> _Aim_: Pictures aside, repeat every entry exactly.

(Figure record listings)
— BEGIN —
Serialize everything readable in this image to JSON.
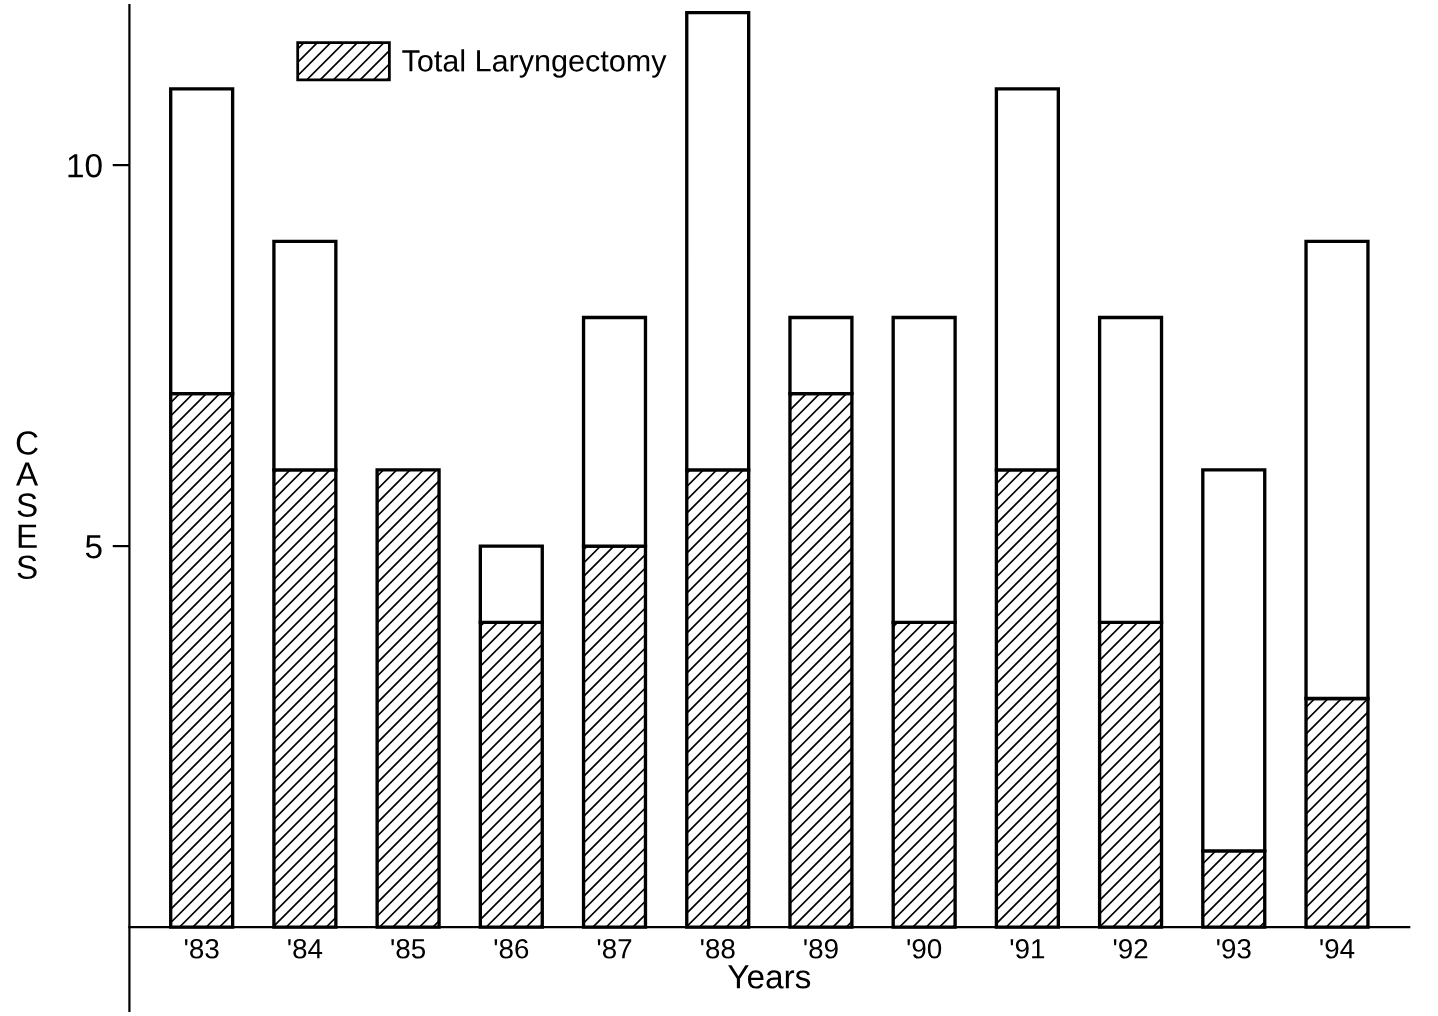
{
  "chart_data": {
    "type": "bar",
    "stacked": true,
    "xlabel": "Years",
    "ylabel": "CASES",
    "categories": [
      "'83",
      "'84",
      "'85",
      "'86",
      "'87",
      "'88",
      "'89",
      "'90",
      "'91",
      "'92",
      "'93",
      "'94"
    ],
    "series": [
      {
        "name": "Total Laryngectomy",
        "color": "#000000",
        "values": [
          7,
          6,
          6,
          4,
          5,
          6,
          7,
          4,
          6,
          4,
          1,
          3
        ]
      },
      {
        "color": "#ffffff",
        "values": [
          4,
          3,
          null,
          1,
          3,
          6,
          1,
          4,
          5,
          4,
          5,
          6
        ]
      }
    ],
    "ylim": [
      -1.1,
      12.1
    ],
    "yticks": [
      5,
      10
    ],
    "grid": false,
    "legend": "top left"
  }
}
— END —
> _Solution to this task_:
Serialize everything readable in this image to JSON.
{
  "chart_data": {
    "type": "bar",
    "stacked": true,
    "xlabel": "Years",
    "ylabel": "CASES",
    "categories": [
      "'83",
      "'84",
      "'85",
      "'86",
      "'87",
      "'88",
      "'89",
      "'90",
      "'91",
      "'92",
      "'93",
      "'94"
    ],
    "series": [
      {
        "name": "Total Laryngectomy",
        "color": "#000000",
        "values": [
          7,
          6,
          6,
          4,
          5,
          6,
          7,
          4,
          6,
          4,
          1,
          3
        ]
      },
      {
        "color": "#ffffff",
        "values": [
          4,
          3,
          null,
          1,
          3,
          6,
          1,
          4,
          5,
          4,
          5,
          6
        ]
      }
    ],
    "ylim": [
      -1.1,
      12.1
    ],
    "yticks": [
      5,
      10
    ],
    "grid": false,
    "legend": "top left"
  }
}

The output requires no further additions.